**WORK INSTRUCTIONS**
Gather every line in the entries below that contains the string "interactable", treating uppercase and lowercase letters as distinct.
— START OF RECORDS FOR THE TASK —
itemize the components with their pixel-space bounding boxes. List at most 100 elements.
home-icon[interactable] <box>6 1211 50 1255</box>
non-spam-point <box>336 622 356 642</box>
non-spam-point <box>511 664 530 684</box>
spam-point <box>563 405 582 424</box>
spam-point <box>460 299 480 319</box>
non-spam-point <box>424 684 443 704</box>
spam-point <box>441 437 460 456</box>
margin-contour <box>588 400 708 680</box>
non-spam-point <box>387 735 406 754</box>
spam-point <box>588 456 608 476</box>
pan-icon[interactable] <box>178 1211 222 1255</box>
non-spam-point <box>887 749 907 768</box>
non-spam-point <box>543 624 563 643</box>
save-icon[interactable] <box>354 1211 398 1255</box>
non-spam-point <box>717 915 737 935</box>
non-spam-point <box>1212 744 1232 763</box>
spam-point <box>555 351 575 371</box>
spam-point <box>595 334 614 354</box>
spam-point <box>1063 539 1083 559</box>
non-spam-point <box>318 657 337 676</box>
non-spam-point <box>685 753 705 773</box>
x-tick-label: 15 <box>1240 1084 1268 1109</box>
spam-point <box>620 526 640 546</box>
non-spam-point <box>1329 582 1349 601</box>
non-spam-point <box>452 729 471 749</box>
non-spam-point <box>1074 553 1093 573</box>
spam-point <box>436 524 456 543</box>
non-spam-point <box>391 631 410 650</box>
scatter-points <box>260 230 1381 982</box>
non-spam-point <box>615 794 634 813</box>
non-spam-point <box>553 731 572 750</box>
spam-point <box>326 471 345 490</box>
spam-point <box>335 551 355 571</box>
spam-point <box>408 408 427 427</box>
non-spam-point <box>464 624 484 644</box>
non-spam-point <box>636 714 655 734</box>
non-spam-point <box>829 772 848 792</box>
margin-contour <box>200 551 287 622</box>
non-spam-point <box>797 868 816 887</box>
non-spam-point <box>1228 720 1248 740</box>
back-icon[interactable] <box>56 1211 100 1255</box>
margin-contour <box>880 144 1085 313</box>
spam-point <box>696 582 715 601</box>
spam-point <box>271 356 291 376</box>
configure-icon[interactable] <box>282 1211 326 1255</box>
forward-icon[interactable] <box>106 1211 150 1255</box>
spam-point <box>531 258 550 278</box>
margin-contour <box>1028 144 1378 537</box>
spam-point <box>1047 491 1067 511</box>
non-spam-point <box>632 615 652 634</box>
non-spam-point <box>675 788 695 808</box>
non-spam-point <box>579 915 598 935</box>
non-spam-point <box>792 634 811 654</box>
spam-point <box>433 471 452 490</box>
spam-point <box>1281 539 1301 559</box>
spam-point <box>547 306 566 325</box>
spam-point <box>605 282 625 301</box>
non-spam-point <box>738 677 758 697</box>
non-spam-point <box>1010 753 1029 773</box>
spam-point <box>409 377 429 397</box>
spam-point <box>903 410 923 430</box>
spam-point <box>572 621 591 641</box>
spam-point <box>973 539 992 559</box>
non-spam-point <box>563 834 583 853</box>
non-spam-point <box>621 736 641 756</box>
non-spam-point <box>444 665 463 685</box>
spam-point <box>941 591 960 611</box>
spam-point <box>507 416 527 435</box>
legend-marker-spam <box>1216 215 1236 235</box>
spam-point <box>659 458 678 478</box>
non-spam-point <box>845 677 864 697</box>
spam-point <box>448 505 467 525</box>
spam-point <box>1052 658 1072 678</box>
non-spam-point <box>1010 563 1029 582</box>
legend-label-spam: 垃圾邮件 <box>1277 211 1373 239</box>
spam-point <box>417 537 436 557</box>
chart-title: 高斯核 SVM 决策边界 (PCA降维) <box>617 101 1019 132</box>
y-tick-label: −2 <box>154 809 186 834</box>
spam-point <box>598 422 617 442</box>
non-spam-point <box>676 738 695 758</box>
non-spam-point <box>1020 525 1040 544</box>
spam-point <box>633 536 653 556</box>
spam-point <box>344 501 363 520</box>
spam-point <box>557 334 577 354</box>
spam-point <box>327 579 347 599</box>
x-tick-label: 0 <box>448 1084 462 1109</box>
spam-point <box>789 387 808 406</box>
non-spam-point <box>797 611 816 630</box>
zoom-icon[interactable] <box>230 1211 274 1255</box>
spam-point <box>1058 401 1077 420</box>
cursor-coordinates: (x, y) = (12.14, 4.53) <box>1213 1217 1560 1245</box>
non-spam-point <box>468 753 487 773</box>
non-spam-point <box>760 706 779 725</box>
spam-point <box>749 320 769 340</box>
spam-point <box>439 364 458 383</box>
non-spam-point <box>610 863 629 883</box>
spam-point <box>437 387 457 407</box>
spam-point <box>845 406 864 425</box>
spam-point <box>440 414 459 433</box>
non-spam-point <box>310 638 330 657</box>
— END OF RECORDS FOR THE TASK —
**EXERCISE ANSWER**
home-icon[interactable] <box>6 1211 50 1255</box>
pan-icon[interactable] <box>178 1211 222 1255</box>
save-icon[interactable] <box>354 1211 398 1255</box>
back-icon[interactable] <box>56 1211 100 1255</box>
configure-icon[interactable] <box>282 1211 326 1255</box>
forward-icon[interactable] <box>106 1211 150 1255</box>
zoom-icon[interactable] <box>230 1211 274 1255</box>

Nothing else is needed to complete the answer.